▶ **What you need to do**
Please give the entries again in full and exactly, without any picture.

▶ **Items**
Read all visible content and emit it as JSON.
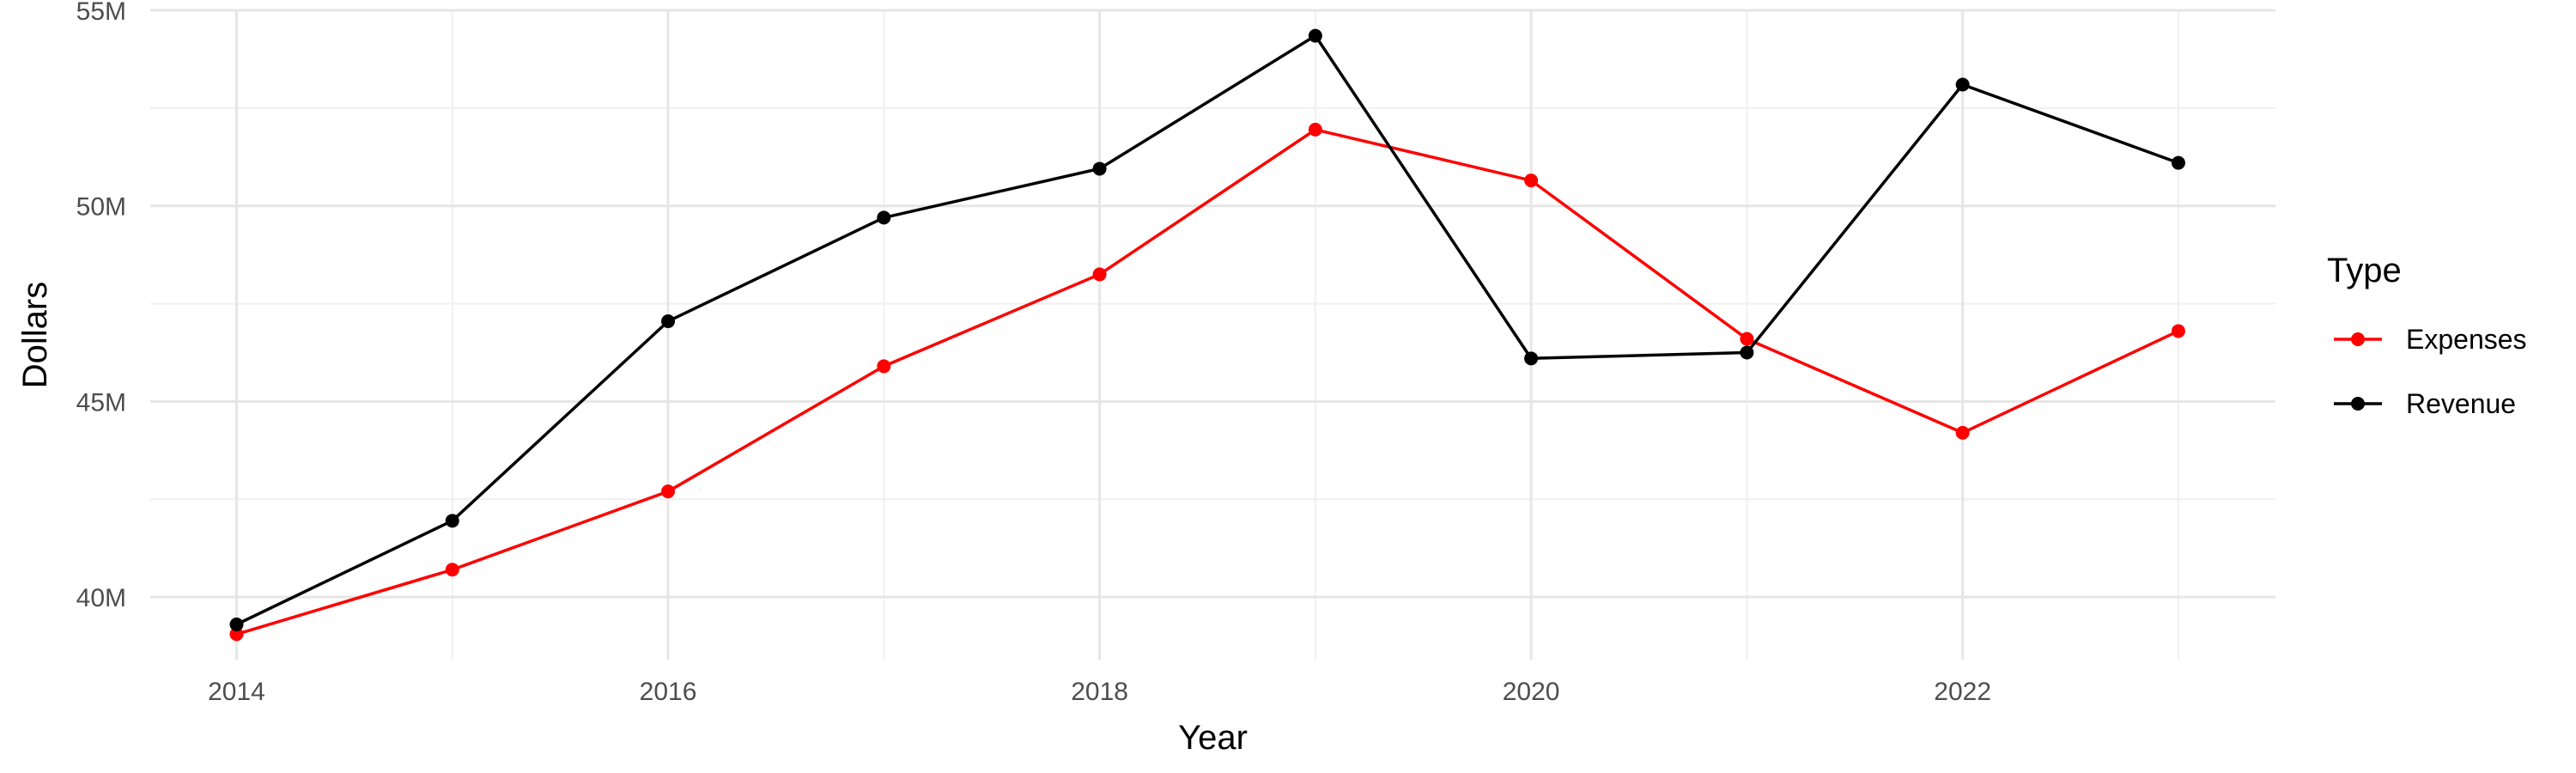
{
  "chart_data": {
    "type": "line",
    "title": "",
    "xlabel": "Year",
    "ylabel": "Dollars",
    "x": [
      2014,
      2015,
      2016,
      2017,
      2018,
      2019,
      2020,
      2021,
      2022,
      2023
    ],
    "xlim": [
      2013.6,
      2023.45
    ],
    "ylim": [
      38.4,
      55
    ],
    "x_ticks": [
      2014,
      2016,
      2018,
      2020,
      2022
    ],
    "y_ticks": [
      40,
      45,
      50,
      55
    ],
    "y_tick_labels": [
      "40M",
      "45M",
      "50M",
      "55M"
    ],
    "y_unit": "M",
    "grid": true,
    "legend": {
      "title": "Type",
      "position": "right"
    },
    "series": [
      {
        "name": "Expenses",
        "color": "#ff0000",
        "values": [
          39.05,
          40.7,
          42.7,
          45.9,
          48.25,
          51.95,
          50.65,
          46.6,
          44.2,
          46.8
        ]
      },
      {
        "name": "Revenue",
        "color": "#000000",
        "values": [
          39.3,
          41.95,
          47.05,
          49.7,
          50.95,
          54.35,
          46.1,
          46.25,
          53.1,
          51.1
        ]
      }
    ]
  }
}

▶ **Solved exercise**
Read all visible content and emit it as JSON.
{
  "chart_data": {
    "type": "line",
    "title": "",
    "xlabel": "Year",
    "ylabel": "Dollars",
    "x": [
      2014,
      2015,
      2016,
      2017,
      2018,
      2019,
      2020,
      2021,
      2022,
      2023
    ],
    "xlim": [
      2013.6,
      2023.45
    ],
    "ylim": [
      38.4,
      55
    ],
    "x_ticks": [
      2014,
      2016,
      2018,
      2020,
      2022
    ],
    "y_ticks": [
      40,
      45,
      50,
      55
    ],
    "y_tick_labels": [
      "40M",
      "45M",
      "50M",
      "55M"
    ],
    "y_unit": "M",
    "grid": true,
    "legend": {
      "title": "Type",
      "position": "right"
    },
    "series": [
      {
        "name": "Expenses",
        "color": "#ff0000",
        "values": [
          39.05,
          40.7,
          42.7,
          45.9,
          48.25,
          51.95,
          50.65,
          46.6,
          44.2,
          46.8
        ]
      },
      {
        "name": "Revenue",
        "color": "#000000",
        "values": [
          39.3,
          41.95,
          47.05,
          49.7,
          50.95,
          54.35,
          46.1,
          46.25,
          53.1,
          51.1
        ]
      }
    ]
  }
}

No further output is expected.